DATA ENTRIES —

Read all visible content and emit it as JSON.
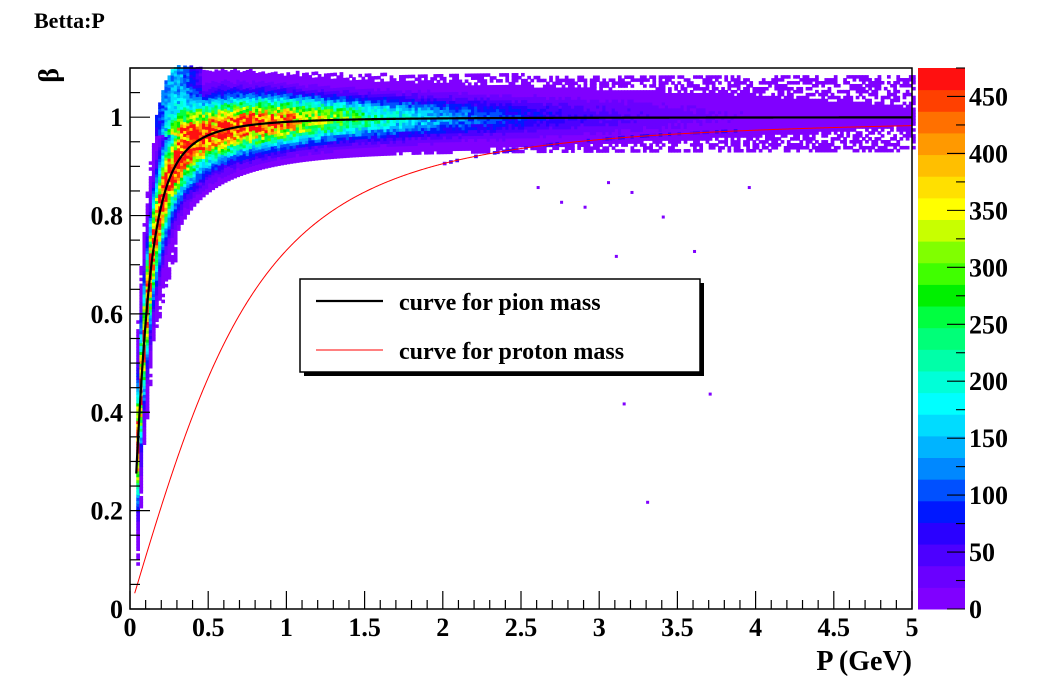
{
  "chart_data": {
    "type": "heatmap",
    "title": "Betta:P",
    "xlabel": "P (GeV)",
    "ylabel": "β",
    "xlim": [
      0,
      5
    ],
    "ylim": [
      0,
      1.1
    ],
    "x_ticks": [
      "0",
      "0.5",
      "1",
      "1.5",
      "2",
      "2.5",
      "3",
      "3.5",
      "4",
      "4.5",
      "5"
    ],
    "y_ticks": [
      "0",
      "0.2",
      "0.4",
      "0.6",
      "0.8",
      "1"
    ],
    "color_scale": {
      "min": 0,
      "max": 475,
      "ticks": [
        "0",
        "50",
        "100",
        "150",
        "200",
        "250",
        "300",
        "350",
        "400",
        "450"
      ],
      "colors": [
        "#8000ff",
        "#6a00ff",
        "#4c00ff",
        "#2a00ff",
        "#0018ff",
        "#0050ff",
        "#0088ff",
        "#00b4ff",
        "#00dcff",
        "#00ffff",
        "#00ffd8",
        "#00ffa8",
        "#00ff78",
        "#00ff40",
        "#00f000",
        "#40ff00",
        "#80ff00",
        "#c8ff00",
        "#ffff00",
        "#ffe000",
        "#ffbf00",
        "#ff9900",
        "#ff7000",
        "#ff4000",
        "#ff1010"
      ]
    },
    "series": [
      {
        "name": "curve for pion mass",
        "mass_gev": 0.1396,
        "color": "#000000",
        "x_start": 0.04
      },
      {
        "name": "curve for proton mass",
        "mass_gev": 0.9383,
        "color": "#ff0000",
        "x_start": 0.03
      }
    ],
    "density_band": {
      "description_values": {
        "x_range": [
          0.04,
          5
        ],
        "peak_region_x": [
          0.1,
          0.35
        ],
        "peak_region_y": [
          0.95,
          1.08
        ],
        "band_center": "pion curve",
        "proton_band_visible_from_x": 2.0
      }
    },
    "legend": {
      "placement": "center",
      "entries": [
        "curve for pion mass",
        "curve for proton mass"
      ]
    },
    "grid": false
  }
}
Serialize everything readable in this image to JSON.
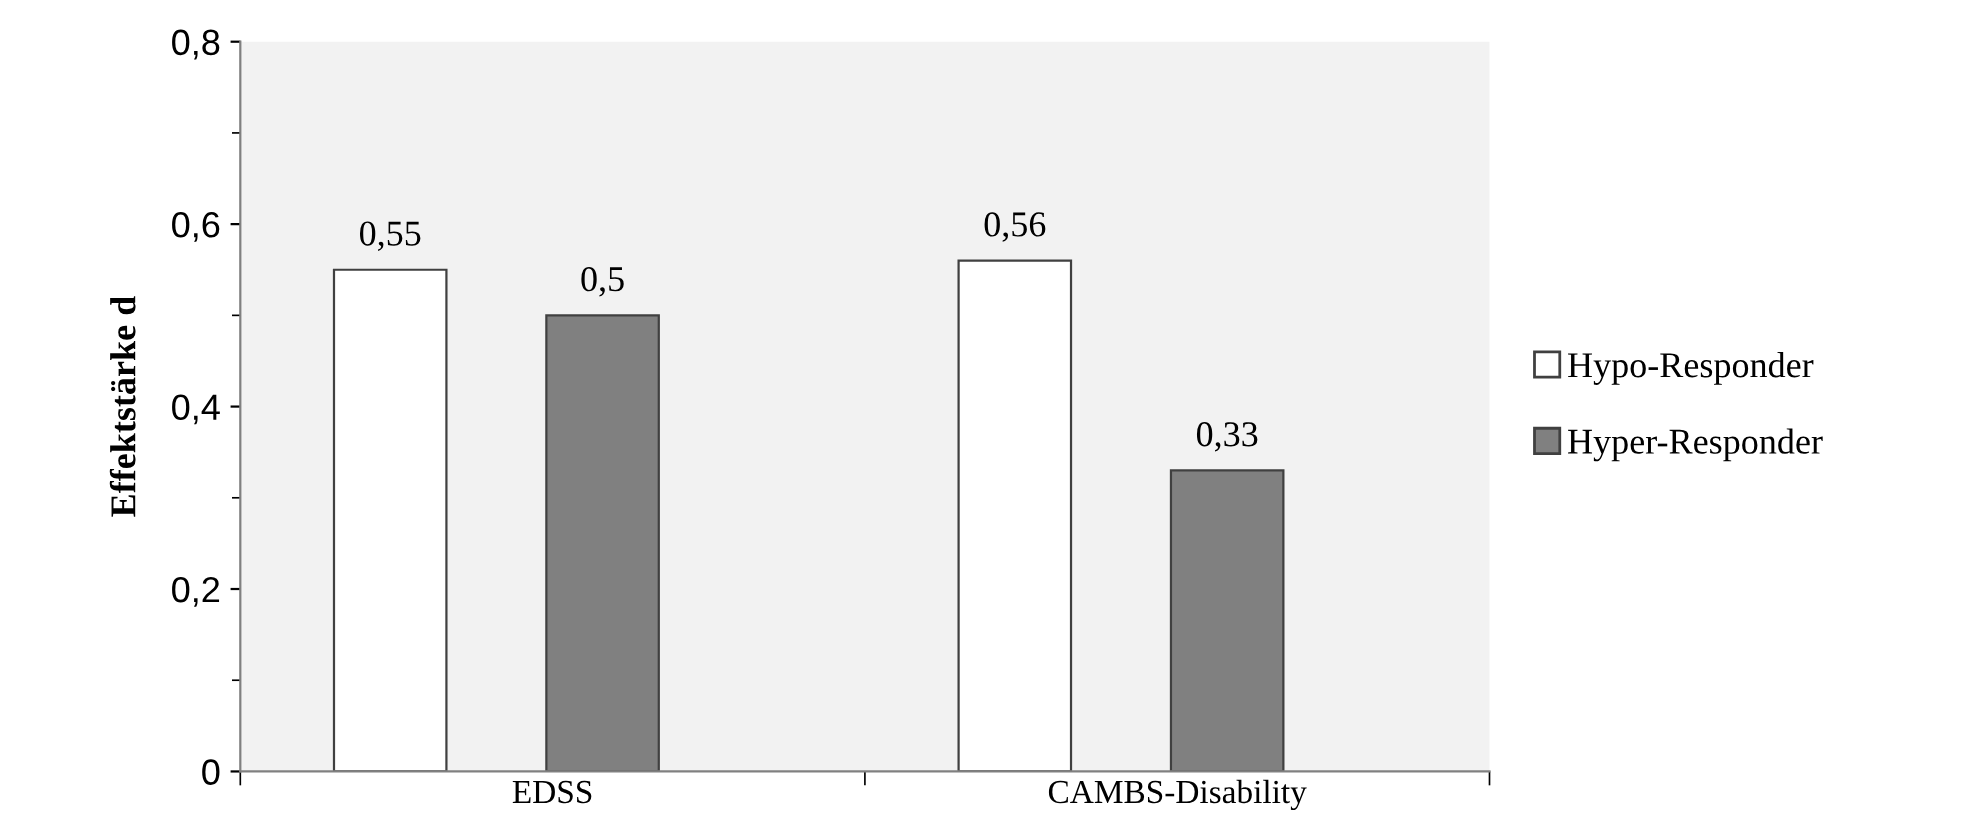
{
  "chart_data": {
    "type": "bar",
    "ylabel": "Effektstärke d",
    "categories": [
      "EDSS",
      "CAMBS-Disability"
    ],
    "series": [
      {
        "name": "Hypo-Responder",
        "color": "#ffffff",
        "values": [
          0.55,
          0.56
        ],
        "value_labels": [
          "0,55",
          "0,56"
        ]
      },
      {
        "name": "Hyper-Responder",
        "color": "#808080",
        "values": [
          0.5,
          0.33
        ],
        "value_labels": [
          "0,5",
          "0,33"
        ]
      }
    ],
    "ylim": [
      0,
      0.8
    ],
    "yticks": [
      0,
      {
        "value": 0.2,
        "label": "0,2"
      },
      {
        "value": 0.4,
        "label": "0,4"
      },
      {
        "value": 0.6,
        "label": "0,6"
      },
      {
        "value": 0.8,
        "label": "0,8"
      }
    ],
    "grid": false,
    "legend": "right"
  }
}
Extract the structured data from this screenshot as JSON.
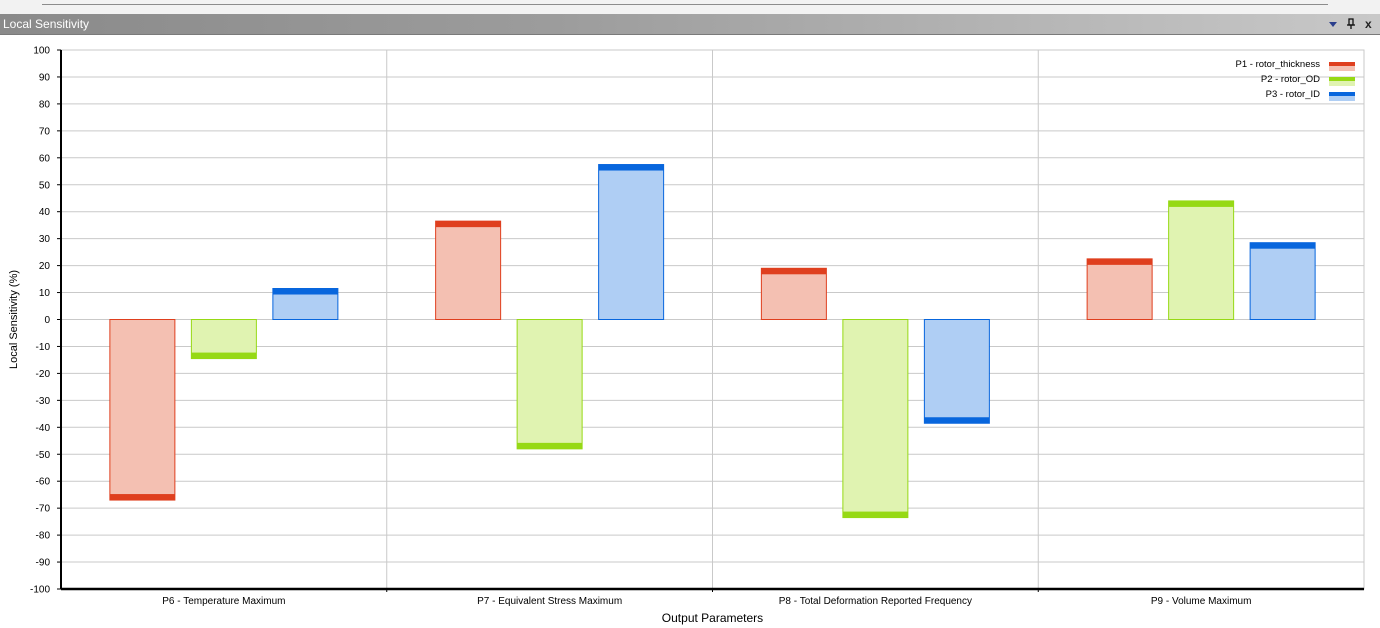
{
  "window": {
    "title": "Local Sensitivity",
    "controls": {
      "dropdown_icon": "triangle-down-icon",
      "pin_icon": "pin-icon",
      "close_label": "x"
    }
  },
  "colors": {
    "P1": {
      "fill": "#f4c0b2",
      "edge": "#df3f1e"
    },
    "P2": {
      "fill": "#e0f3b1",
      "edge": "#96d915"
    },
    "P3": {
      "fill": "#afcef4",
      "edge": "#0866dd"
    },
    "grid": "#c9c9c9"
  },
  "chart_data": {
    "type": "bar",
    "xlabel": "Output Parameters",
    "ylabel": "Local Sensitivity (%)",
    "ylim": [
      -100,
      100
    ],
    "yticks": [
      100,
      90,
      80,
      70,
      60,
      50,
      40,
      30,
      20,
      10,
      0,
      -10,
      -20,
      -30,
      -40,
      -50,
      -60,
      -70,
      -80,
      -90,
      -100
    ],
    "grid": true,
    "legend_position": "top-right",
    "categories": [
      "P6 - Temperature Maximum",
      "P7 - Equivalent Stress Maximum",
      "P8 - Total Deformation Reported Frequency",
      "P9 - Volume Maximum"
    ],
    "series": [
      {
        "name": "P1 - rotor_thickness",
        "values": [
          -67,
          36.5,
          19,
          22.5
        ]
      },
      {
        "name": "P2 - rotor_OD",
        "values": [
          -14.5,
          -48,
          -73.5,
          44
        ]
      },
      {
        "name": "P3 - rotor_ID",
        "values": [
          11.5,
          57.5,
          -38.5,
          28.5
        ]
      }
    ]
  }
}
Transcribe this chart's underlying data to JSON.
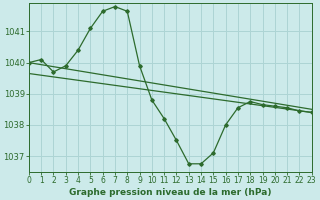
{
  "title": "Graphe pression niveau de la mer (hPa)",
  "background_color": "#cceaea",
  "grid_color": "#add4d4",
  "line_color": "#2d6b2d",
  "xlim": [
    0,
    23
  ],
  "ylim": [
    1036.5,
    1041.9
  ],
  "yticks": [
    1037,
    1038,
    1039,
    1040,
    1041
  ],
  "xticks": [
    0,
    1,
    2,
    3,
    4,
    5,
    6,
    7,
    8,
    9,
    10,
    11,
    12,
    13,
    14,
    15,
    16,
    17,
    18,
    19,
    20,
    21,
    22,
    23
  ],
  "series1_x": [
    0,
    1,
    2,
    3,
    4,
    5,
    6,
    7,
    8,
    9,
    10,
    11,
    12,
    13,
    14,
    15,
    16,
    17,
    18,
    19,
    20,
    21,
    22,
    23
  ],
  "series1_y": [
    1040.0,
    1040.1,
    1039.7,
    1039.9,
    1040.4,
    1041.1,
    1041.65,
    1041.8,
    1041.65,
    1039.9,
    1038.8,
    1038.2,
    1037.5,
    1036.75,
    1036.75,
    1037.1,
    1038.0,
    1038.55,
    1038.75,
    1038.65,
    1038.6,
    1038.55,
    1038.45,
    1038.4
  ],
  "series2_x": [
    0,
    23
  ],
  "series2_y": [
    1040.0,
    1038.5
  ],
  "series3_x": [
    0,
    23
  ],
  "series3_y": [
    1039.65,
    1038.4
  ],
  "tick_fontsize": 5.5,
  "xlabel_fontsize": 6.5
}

AIM — Pictures don't belong in the copy. Transcribe every record exactly as it appears.

FINISHED EXERCISE —
Read all visible content and emit it as JSON.
{
  "chart_data": {
    "type": "heatmap",
    "title": "Betta:P",
    "xlabel": "P (GeV)",
    "ylabel": "β",
    "xlim": [
      0,
      5
    ],
    "ylim": [
      0,
      1.1
    ],
    "x_ticks": [
      "0",
      "0.5",
      "1",
      "1.5",
      "2",
      "2.5",
      "3",
      "3.5",
      "4",
      "4.5",
      "5"
    ],
    "y_ticks": [
      "0",
      "0.2",
      "0.4",
      "0.6",
      "0.8",
      "1"
    ],
    "color_scale": {
      "min": 0,
      "max": 475,
      "ticks": [
        "0",
        "50",
        "100",
        "150",
        "200",
        "250",
        "300",
        "350",
        "400",
        "450"
      ],
      "colors": [
        "#8000ff",
        "#6a00ff",
        "#4c00ff",
        "#2a00ff",
        "#0018ff",
        "#0050ff",
        "#0088ff",
        "#00b4ff",
        "#00dcff",
        "#00ffff",
        "#00ffd8",
        "#00ffa8",
        "#00ff78",
        "#00ff40",
        "#00f000",
        "#40ff00",
        "#80ff00",
        "#c8ff00",
        "#ffff00",
        "#ffe000",
        "#ffbf00",
        "#ff9900",
        "#ff7000",
        "#ff4000",
        "#ff1010"
      ]
    },
    "series": [
      {
        "name": "curve for pion mass",
        "mass_gev": 0.1396,
        "color": "#000000",
        "x_start": 0.04
      },
      {
        "name": "curve for proton mass",
        "mass_gev": 0.9383,
        "color": "#ff0000",
        "x_start": 0.03
      }
    ],
    "density_band": {
      "description_values": {
        "x_range": [
          0.04,
          5
        ],
        "peak_region_x": [
          0.1,
          0.35
        ],
        "peak_region_y": [
          0.95,
          1.08
        ],
        "band_center": "pion curve",
        "proton_band_visible_from_x": 2.0
      }
    },
    "legend": {
      "placement": "center",
      "entries": [
        "curve for pion mass",
        "curve for proton mass"
      ]
    },
    "grid": false
  }
}
Serialize everything readable in this image to JSON.
{
  "chart_data": {
    "type": "bar",
    "ylabel": "Effektstärke d",
    "categories": [
      "EDSS",
      "CAMBS-Disability"
    ],
    "series": [
      {
        "name": "Hypo-Responder",
        "color": "#ffffff",
        "values": [
          0.55,
          0.56
        ],
        "value_labels": [
          "0,55",
          "0,56"
        ]
      },
      {
        "name": "Hyper-Responder",
        "color": "#808080",
        "values": [
          0.5,
          0.33
        ],
        "value_labels": [
          "0,5",
          "0,33"
        ]
      }
    ],
    "ylim": [
      0,
      0.8
    ],
    "yticks": [
      0,
      {
        "value": 0.2,
        "label": "0,2"
      },
      {
        "value": 0.4,
        "label": "0,4"
      },
      {
        "value": 0.6,
        "label": "0,6"
      },
      {
        "value": 0.8,
        "label": "0,8"
      }
    ],
    "grid": false,
    "legend": "right"
  }
}
Extract the structured data from this screenshot as JSON.
{
  "window": {
    "title": "Local Sensitivity",
    "controls": {
      "dropdown_icon": "triangle-down-icon",
      "pin_icon": "pin-icon",
      "close_label": "x"
    }
  },
  "colors": {
    "P1": {
      "fill": "#f4c0b2",
      "edge": "#df3f1e"
    },
    "P2": {
      "fill": "#e0f3b1",
      "edge": "#96d915"
    },
    "P3": {
      "fill": "#afcef4",
      "edge": "#0866dd"
    },
    "grid": "#c9c9c9"
  },
  "chart_data": {
    "type": "bar",
    "xlabel": "Output Parameters",
    "ylabel": "Local Sensitivity (%)",
    "ylim": [
      -100,
      100
    ],
    "yticks": [
      100,
      90,
      80,
      70,
      60,
      50,
      40,
      30,
      20,
      10,
      0,
      -10,
      -20,
      -30,
      -40,
      -50,
      -60,
      -70,
      -80,
      -90,
      -100
    ],
    "grid": true,
    "legend_position": "top-right",
    "categories": [
      "P6 - Temperature Maximum",
      "P7 - Equivalent Stress Maximum",
      "P8 - Total Deformation Reported Frequency",
      "P9 - Volume Maximum"
    ],
    "series": [
      {
        "name": "P1 - rotor_thickness",
        "values": [
          -67,
          36.5,
          19,
          22.5
        ]
      },
      {
        "name": "P2 - rotor_OD",
        "values": [
          -14.5,
          -48,
          -73.5,
          44
        ]
      },
      {
        "name": "P3 - rotor_ID",
        "values": [
          11.5,
          57.5,
          -38.5,
          28.5
        ]
      }
    ]
  }
}
Transcribe this chart's underlying data to JSON.
{
  "title": "Graphe pression niveau de la mer (hPa)",
  "background_color": "#cceaea",
  "grid_color": "#add4d4",
  "line_color": "#2d6b2d",
  "xlim": [
    0,
    23
  ],
  "ylim": [
    1036.5,
    1041.9
  ],
  "yticks": [
    1037,
    1038,
    1039,
    1040,
    1041
  ],
  "xticks": [
    0,
    1,
    2,
    3,
    4,
    5,
    6,
    7,
    8,
    9,
    10,
    11,
    12,
    13,
    14,
    15,
    16,
    17,
    18,
    19,
    20,
    21,
    22,
    23
  ],
  "series1_x": [
    0,
    1,
    2,
    3,
    4,
    5,
    6,
    7,
    8,
    9,
    10,
    11,
    12,
    13,
    14,
    15,
    16,
    17,
    18,
    19,
    20,
    21,
    22,
    23
  ],
  "series1_y": [
    1040.0,
    1040.1,
    1039.7,
    1039.9,
    1040.4,
    1041.1,
    1041.65,
    1041.8,
    1041.65,
    1039.9,
    1038.8,
    1038.2,
    1037.5,
    1036.75,
    1036.75,
    1037.1,
    1038.0,
    1038.55,
    1038.75,
    1038.65,
    1038.6,
    1038.55,
    1038.45,
    1038.4
  ],
  "series2_x": [
    0,
    23
  ],
  "series2_y": [
    1040.0,
    1038.5
  ],
  "series3_x": [
    0,
    23
  ],
  "series3_y": [
    1039.65,
    1038.4
  ],
  "tick_fontsize": 5.5,
  "xlabel_fontsize": 6.5
}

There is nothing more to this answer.